- **Your objective**
For the records that follow, restate each one word for word and leave the images behind.

Stored items:
━━━━━━━━━━━━━━━━
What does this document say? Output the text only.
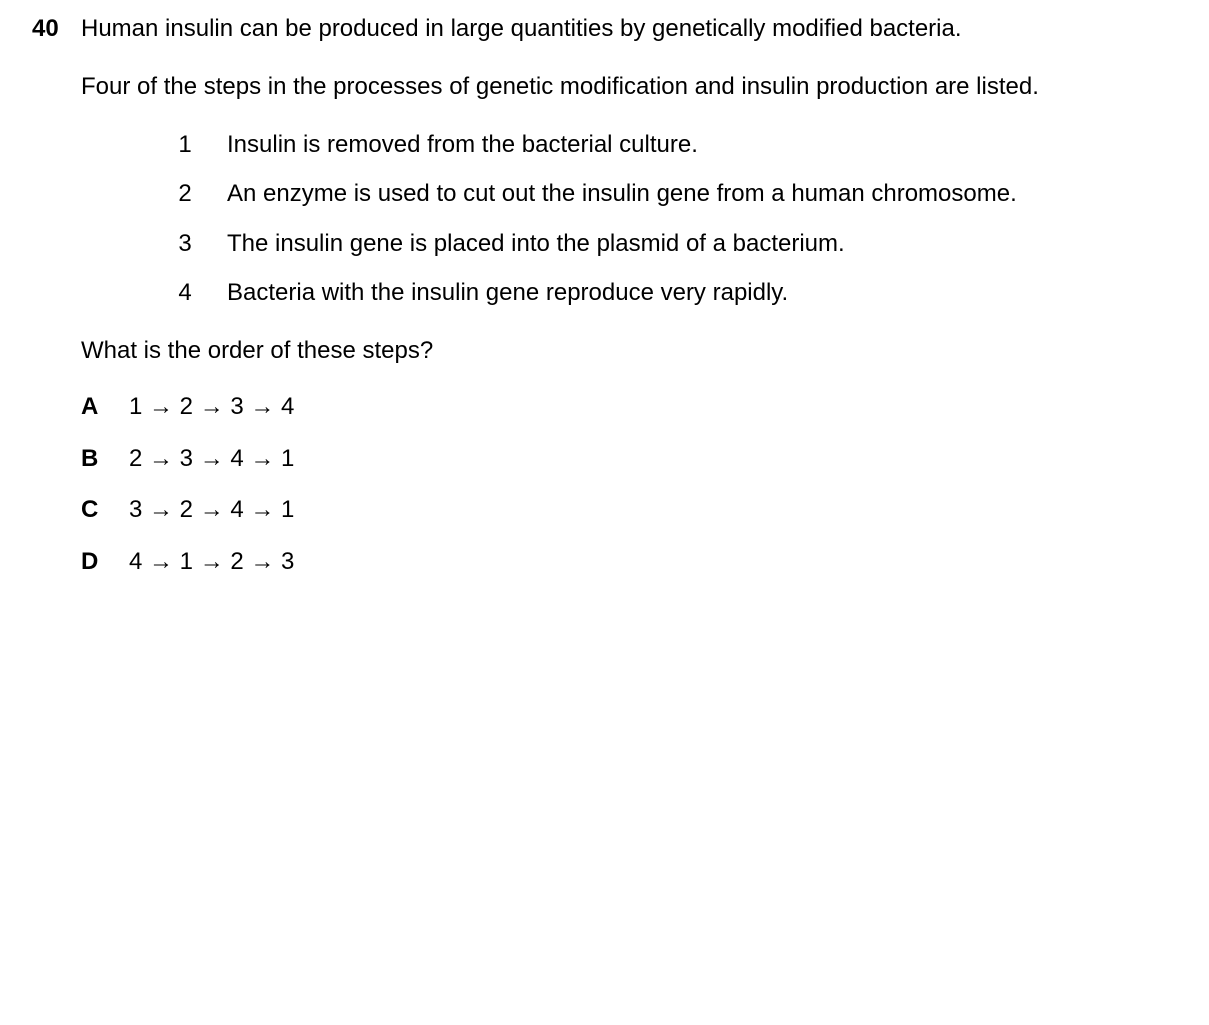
40 Human insulin can be produced in large quantities by genetically modified bacteria.
Four of the steps in the processes of genetic modification and insulin production are listed.
1 Insulin is removed from the bacterial culture.
2 An enzyme is used to cut out the insulin gene from a human chromosome.
3 The insulin gene is placed into the plasmid of a bacterium.
4 Bacteria with the insulin gene reproduce very rapidly.
What is the order of these steps?
A 1 → 2 → 3 → 4
B 2 → 3 → 4 → 1
C 3 → 2 → 4 → 1
D 4 → 1 → 2 → 3
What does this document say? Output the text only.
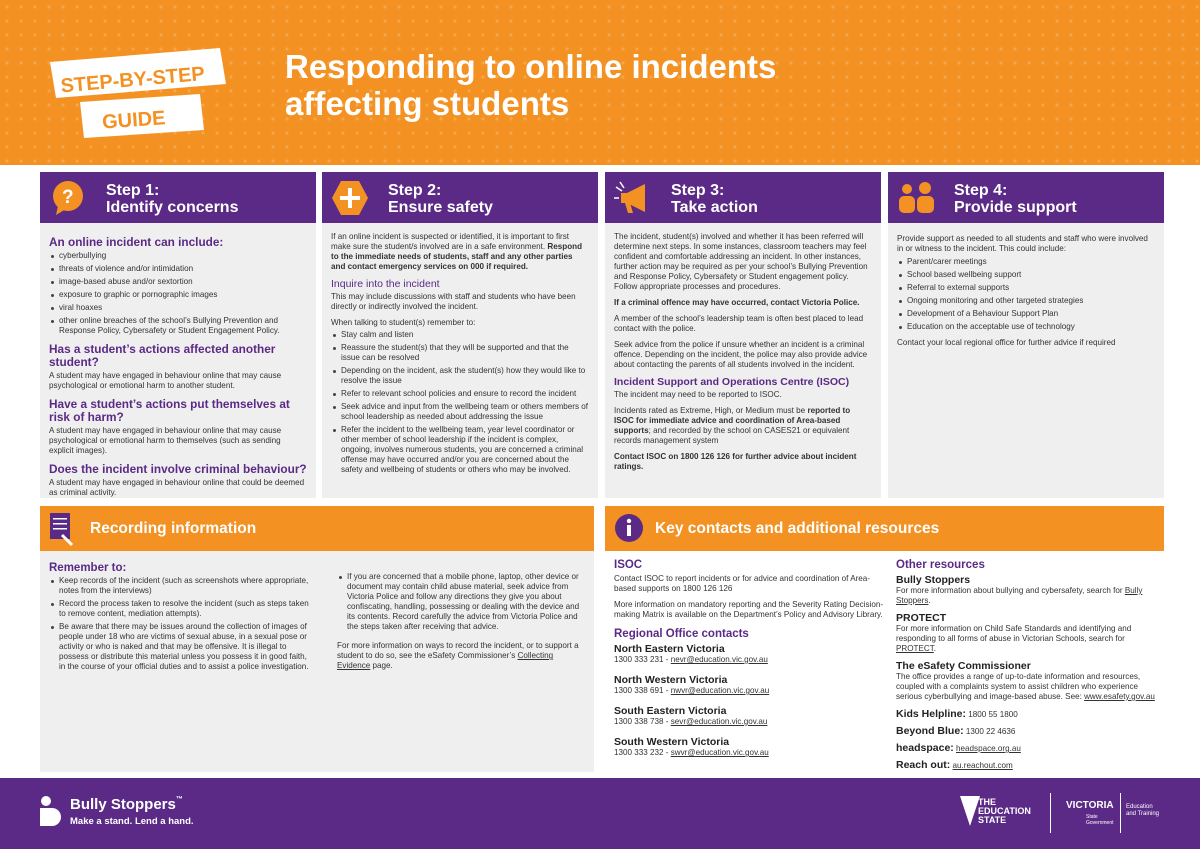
STEP-BY-STEP
GUIDE
Responding to online incidents
affecting students
? Step 1:
Identify concerns
An online incident can include:
cyberbullying
threats of violence and/or intimidation
image-based abuse and/or sextortion
exposure to graphic or pornographic images
viral hoaxes
other online breaches of the school’s Bullying Prevention and Response Policy, Cybersafety or Student Engagement Policy.
Has a student’s actions affected another student?

A student may have engaged in behaviour online that may cause psychological or emotional harm to another student.

Have a student’s actions put themselves at risk of harm?

A student may have engaged in behaviour online that may cause psychological or emotional harm to themselves (such as sending explicit images).

Does the incident involve criminal behaviour?

A student may have engaged in behaviour online that could be deemed as criminal activity.

Step 2:
Ensure safety

If an online incident is suspected or identified, it is important to first make sure the student/s involved are in a safe environment. Respond to the immediate needs of students, staff and any other parties and contact emergency services on 000 if required.

Inquire into the incident

This may include discussions with staff and students who have been directly or indirectly involved the incident.

When talking to student(s) remember to:

Stay calm and listen
Reassure the student(s) that they will be supported and that the issue can be resolved
Depending on the incident, ask the student(s) how they would like to resolve the issue
Refer to relevant school policies and ensure to record the incident
Seek advice and input from the wellbeing team or others members of school leadership as needed about addressing the issue
Refer the incident to the wellbeing team, year level coordinator or other member of school leadership if the incident is complex, ongoing, involves numerous students, you are concerned a criminal offense may have occurred and/or you are concerned about the safety and wellbeing of students or others who may be involved.
Step 3:
Take action

The incident, student(s) involved and whether it has been referred will determine next steps. In some instances, classroom teachers may feel confident and comfortable addressing an incident. In other instances, further action may be required as per your school’s Bullying Prevention and Response Policy, Cybersafety or Student engagement policy. Follow appropriate processes and procedures.

If a criminal offence may have occurred, contact Victoria Police.

A member of the school’s leadership team is often best placed to lead contact with the police.

Seek advice from the police if unsure whether an incident is a criminal offence. Depending on the incident, the police may also provide advice about contacting the parents of all students involved in the incident.

Incident Support and Operations Centre (ISOC)

The incident may need to be reported to ISOC.

Incidents rated as Extreme, High, or Medium must be reported to ISOC for immediate advice and coordination of Area-based supports; and recorded by the school on CASES21 or equivalent records management system

Contact ISOC on 1800 126 126 for further advice about incident ratings.

Step 4:
Provide support

Provide support as needed to all students and staff who were involved in or witness to the incident. This could include:

Parent/carer meetings
School based wellbeing support
Referral to external supports
Ongoing monitoring and other targeted strategies
Development of a Behaviour Support Plan
Education on the acceptable use of technology

Contact your local regional office for further advice if required

Recording information
Remember to:
Keep records of the incident (such as screenshots where appropriate, notes from the interviews)
Record the process taken to resolve the incident (such as steps taken to remove content, mediation attempts).
Be aware that there may be issues around the collection of images of people under 18 who are victims of sexual abuse, in a sexual pose or activity or who is naked and that may be offensive. It is illegal to possess or distribute this material unless you possess it in good faith, in the course of your official duties and to assist a police investigation.
If you are concerned that a mobile phone, laptop, other device or document may contain child abuse material, seek advice from Victoria Police and follow any directions they give you about confiscating, handling, possessing or dealing with the device and its contents. Record carefully the advice from Victoria Police and the steps taken after receiving that advice.

For more information on ways to record the incident, or to support a student to do so, see the eSafety Commissioner’s Collecting Evidence page.

Key contacts and additional resources
ISOC

Contact ISOC to report incidents or for advice and coordination of Area-based supports on 1800 126 126

More information on mandatory reporting and the Severity Rating Decision-making Matrix is available on the Department’s Policy and Advisory Library.

Regional Office contacts
North Eastern Victoria
1300 333 231 - nevr@education.vic.gov.au
North Western Victoria
1300 338 691 - nwvr@education.vic.gov.au
South Eastern Victoria
1300 338 738 - sevr@education.vic.gov.au
South Western Victoria
1300 333 232 - swvr@education.vic.gov.au
Other resources
Bully Stoppers

For more information about bullying and cybersafety, search for Bully Stoppers.

PROTECT

For more information on Child Safe Standards and identifying and responding to all forms of abuse in Victorian Schools, search for PROTECT.

The eSafety Commissioner

The office provides a range of up-to-date information and resources, coupled with a complaints system to assist children who experience serious cyberbullying and image-based abuse. See: www.esafety.gov.au

Kids Helpline: 1800 55 1800

Beyond Blue: 1300 22 4636

headspace: headspace.org.au

Reach out: au.reachout.com

Bully Stoppers™
Make a stand. Lend a hand.
THE
EDUCATION
STATE
VICTORIA
State
Government
Education
and Training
━━━━━━━━━━━━━━━━
- **Answer area**
What does this document say? Output the text only.
40 Human insulin can be produced in large quantities by genetically modified bacteria.
Four of the steps in the processes of genetic modification and insulin production are listed.
1 Insulin is removed from the bacterial culture.
2 An enzyme is used to cut out the insulin gene from a human chromosome.
3 The insulin gene is placed into the plasmid of a bacterium.
4 Bacteria with the insulin gene reproduce very rapidly.
What is the order of these steps?
A 1 → 2 → 3 → 4
B 2 → 3 → 4 → 1
C 3 → 2 → 4 → 1
D 4 → 1 → 2 → 3
What does this document say? Output the text only.
STEP-BY-STEP
GUIDE
Responding to online incidents
affecting students
? Step 1:
Identify concerns
An online incident can include:
cyberbullying
threats of violence and/or intimidation
image-based abuse and/or sextortion
exposure to graphic or pornographic images
viral hoaxes
other online breaches of the school’s Bullying Prevention and Response Policy, Cybersafety or Student Engagement Policy.
Has a student’s actions affected another student?

A student may have engaged in behaviour online that may cause psychological or emotional harm to another student.

Have a student’s actions put themselves at risk of harm?

A student may have engaged in behaviour online that may cause psychological or emotional harm to themselves (such as sending explicit images).

Does the incident involve criminal behaviour?

A student may have engaged in behaviour online that could be deemed as criminal activity.

Step 2:
Ensure safety

If an online incident is suspected or identified, it is important to first make sure the student/s involved are in a safe environment. Respond to the immediate needs of students, staff and any other parties and contact emergency services on 000 if required.

Inquire into the incident

This may include discussions with staff and students who have been directly or indirectly involved the incident.

When talking to student(s) remember to:

Stay calm and listen
Reassure the student(s) that they will be supported and that the issue can be resolved
Depending on the incident, ask the student(s) how they would like to resolve the issue
Refer to relevant school policies and ensure to record the incident
Seek advice and input from the wellbeing team or others members of school leadership as needed about addressing the issue
Refer the incident to the wellbeing team, year level coordinator or other member of school leadership if the incident is complex, ongoing, involves numerous students, you are concerned a criminal offense may have occurred and/or you are concerned about the safety and wellbeing of students or others who may be involved.
Step 3:
Take action

The incident, student(s) involved and whether it has been referred will determine next steps. In some instances, classroom teachers may feel confident and comfortable addressing an incident. In other instances, further action may be required as per your school’s Bullying Prevention and Response Policy, Cybersafety or Student engagement policy. Follow appropriate processes and procedures.

If a criminal offence may have occurred, contact Victoria Police.

A member of the school’s leadership team is often best placed to lead contact with the police.

Seek advice from the police if unsure whether an incident is a criminal offence. Depending on the incident, the police may also provide advice about contacting the parents of all students involved in the incident.

Incident Support and Operations Centre (ISOC)

The incident may need to be reported to ISOC.

Incidents rated as Extreme, High, or Medium must be reported to ISOC for immediate advice and coordination of Area-based supports; and recorded by the school on CASES21 or equivalent records management system

Contact ISOC on 1800 126 126 for further advice about incident ratings.

Step 4:
Provide support

Provide support as needed to all students and staff who were involved in or witness to the incident. This could include:

Parent/carer meetings
School based wellbeing support
Referral to external supports
Ongoing monitoring and other targeted strategies
Development of a Behaviour Support Plan
Education on the acceptable use of technology

Contact your local regional office for further advice if required

Recording information
Remember to:
Keep records of the incident (such as screenshots where appropriate, notes from the interviews)
Record the process taken to resolve the incident (such as steps taken to remove content, mediation attempts).
Be aware that there may be issues around the collection of images of people under 18 who are victims of sexual abuse, in a sexual pose or activity or who is naked and that may be offensive. It is illegal to possess or distribute this material unless you possess it in good faith, in the course of your official duties and to assist a police investigation.
If you are concerned that a mobile phone, laptop, other device or document may contain child abuse material, seek advice from Victoria Police and follow any directions they give you about confiscating, handling, possessing or dealing with the device and its contents. Record carefully the advice from Victoria Police and the steps taken after receiving that advice.

For more information on ways to record the incident, or to support a student to do so, see the eSafety Commissioner’s Collecting Evidence page.

Key contacts and additional resources
ISOC

Contact ISOC to report incidents or for advice and coordination of Area-based supports on 1800 126 126

More information on mandatory reporting and the Severity Rating Decision-making Matrix is available on the Department’s Policy and Advisory Library.

Regional Office contacts
North Eastern Victoria
1300 333 231 - nevr@education.vic.gov.au
North Western Victoria
1300 338 691 - nwvr@education.vic.gov.au
South Eastern Victoria
1300 338 738 - sevr@education.vic.gov.au
South Western Victoria
1300 333 232 - swvr@education.vic.gov.au
Other resources
Bully Stoppers

For more information about bullying and cybersafety, search for Bully Stoppers.

PROTECT

For more information on Child Safe Standards and identifying and responding to all forms of abuse in Victorian Schools, search for PROTECT.

The eSafety Commissioner

The office provides a range of up-to-date information and resources, coupled with a complaints system to assist children who experience serious cyberbullying and image-based abuse. See: www.esafety.gov.au

Kids Helpline: 1800 55 1800

Beyond Blue: 1300 22 4636

headspace: headspace.org.au

Reach out: au.reachout.com

Bully Stoppers™
Make a stand. Lend a hand.
THE
EDUCATION
STATE
VICTORIA
State
Government
Education
and Training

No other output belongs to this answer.